PROBLEM
Return all lines below containing the word "strength".

Dataset items
************

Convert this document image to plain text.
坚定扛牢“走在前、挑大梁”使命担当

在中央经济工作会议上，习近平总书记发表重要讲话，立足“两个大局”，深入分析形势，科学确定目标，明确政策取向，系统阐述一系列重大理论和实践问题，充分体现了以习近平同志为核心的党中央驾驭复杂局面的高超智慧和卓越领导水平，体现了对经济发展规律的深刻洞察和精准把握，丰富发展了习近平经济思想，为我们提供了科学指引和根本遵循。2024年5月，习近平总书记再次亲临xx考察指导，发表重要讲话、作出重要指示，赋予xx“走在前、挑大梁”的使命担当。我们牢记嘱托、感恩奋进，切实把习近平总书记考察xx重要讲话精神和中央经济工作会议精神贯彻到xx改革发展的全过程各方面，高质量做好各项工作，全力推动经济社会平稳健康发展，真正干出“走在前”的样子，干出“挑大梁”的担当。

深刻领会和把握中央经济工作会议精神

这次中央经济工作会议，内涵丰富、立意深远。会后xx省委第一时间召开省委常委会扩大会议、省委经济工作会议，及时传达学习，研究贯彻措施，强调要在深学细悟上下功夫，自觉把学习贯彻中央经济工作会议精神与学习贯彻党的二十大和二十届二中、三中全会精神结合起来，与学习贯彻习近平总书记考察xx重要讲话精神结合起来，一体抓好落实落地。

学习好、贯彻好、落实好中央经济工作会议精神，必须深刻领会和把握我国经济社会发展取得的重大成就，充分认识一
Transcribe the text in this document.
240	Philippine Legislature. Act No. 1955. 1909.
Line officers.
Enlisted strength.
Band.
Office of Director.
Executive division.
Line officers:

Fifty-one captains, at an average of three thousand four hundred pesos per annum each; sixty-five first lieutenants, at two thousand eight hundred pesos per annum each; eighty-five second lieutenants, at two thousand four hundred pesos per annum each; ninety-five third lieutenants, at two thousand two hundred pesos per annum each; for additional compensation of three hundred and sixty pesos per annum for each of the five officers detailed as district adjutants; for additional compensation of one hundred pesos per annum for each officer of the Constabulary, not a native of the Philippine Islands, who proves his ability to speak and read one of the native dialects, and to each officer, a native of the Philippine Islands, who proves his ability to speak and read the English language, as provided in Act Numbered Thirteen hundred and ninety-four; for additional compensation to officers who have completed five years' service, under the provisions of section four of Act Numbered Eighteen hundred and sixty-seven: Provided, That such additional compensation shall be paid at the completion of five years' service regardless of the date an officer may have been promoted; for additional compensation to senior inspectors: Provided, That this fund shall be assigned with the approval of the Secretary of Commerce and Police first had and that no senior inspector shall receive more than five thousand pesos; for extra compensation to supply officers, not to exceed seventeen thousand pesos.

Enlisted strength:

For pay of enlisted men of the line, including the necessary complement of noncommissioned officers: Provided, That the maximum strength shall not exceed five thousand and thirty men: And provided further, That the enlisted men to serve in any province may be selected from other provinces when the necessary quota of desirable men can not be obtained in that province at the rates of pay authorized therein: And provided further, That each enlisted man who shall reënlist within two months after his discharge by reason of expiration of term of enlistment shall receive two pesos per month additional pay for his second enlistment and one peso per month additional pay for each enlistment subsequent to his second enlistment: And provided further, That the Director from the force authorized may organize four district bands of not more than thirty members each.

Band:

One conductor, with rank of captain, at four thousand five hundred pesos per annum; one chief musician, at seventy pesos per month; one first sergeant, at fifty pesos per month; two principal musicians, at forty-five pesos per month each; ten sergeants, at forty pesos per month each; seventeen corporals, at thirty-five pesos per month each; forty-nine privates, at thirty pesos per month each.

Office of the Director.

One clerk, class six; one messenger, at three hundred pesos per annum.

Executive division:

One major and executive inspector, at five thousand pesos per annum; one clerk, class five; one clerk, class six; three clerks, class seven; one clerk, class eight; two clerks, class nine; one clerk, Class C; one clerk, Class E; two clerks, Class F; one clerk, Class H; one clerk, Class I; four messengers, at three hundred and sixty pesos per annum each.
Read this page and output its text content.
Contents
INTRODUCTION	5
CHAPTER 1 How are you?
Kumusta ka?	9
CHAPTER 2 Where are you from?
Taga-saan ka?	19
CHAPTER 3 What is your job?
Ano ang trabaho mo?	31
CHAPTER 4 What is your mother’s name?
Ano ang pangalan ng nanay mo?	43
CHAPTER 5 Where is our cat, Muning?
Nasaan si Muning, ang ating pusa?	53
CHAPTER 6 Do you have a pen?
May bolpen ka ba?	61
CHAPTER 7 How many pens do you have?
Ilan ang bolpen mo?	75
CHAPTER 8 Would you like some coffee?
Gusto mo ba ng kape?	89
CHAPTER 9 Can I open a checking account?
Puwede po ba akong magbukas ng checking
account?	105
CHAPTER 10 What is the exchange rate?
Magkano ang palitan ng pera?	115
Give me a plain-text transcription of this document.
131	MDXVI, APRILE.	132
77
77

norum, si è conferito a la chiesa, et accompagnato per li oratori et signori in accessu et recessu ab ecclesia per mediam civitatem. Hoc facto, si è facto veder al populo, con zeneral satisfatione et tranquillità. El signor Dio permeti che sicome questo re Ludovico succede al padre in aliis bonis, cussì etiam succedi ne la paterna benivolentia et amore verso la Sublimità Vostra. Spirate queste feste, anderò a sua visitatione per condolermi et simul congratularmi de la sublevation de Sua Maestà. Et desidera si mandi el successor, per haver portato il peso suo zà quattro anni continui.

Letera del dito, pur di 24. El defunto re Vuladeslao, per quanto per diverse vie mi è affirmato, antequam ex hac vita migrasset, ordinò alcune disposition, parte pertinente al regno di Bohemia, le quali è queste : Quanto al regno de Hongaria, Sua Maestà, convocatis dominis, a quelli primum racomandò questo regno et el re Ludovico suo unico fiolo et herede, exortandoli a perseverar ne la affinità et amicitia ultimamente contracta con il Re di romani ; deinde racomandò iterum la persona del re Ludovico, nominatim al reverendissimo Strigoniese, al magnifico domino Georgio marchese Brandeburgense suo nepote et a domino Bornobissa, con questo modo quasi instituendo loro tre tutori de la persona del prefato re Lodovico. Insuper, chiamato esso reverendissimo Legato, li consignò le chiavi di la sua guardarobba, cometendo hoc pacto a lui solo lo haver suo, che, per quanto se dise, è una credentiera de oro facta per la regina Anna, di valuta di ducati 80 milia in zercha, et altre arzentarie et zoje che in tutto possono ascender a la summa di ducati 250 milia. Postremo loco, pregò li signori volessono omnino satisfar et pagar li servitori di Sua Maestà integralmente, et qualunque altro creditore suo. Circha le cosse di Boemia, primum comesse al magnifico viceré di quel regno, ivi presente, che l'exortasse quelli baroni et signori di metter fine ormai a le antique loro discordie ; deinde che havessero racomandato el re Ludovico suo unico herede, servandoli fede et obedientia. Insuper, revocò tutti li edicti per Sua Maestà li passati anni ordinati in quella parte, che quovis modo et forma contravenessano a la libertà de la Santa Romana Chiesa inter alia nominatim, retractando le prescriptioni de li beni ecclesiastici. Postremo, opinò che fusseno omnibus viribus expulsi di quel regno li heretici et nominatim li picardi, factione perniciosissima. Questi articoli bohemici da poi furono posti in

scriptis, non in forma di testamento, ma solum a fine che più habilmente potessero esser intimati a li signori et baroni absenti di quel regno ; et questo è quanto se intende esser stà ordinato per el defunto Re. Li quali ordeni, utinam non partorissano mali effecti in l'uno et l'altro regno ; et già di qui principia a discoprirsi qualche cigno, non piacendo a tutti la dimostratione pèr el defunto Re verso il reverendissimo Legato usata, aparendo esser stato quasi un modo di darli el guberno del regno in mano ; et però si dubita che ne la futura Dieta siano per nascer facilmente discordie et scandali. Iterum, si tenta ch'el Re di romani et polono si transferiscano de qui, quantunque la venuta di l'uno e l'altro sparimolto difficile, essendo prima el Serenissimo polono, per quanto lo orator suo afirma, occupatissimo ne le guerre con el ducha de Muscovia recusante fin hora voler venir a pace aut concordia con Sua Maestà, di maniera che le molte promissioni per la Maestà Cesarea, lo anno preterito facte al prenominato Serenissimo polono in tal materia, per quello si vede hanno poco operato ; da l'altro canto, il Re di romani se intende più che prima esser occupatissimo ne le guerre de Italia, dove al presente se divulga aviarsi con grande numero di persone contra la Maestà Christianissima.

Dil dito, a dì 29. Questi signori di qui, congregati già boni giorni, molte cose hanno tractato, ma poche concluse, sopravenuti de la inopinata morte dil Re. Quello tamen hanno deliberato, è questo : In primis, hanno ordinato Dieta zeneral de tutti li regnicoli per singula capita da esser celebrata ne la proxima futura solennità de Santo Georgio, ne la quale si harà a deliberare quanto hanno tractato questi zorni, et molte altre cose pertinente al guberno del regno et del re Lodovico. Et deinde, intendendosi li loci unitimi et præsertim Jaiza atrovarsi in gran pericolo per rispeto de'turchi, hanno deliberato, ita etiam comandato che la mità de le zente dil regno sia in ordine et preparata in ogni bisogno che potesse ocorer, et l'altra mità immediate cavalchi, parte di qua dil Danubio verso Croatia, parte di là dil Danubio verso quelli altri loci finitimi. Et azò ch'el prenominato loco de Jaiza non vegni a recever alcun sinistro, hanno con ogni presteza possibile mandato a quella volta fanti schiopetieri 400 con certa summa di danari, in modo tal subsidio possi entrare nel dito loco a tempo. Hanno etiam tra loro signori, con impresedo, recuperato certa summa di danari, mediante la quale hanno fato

************

FINAL RESULT
Enlisted strength.
Enlisted strength:
For pay of enlisted men of the line, including the necessary complement of noncommissioned officers: Provided, That the maximum strength shall not exceed five thousand and thirty men: And provided further, That the enlisted men to serve in any province may be selected from other provinces when the necessary quota of desirable men can not be obtained in that province at the rates of pay authorized therein: And provided further, That each enlisted man who shall reënlist within two months after his discharge by reason of expiration of term of enlistment shall receive two pesos per month additional pay for his second enlistment and one peso per month additional pay for each enlistment subsequent to his second enlistment: And provided further, That the Director from the force authorized may organize four district bands of not more than thirty members each.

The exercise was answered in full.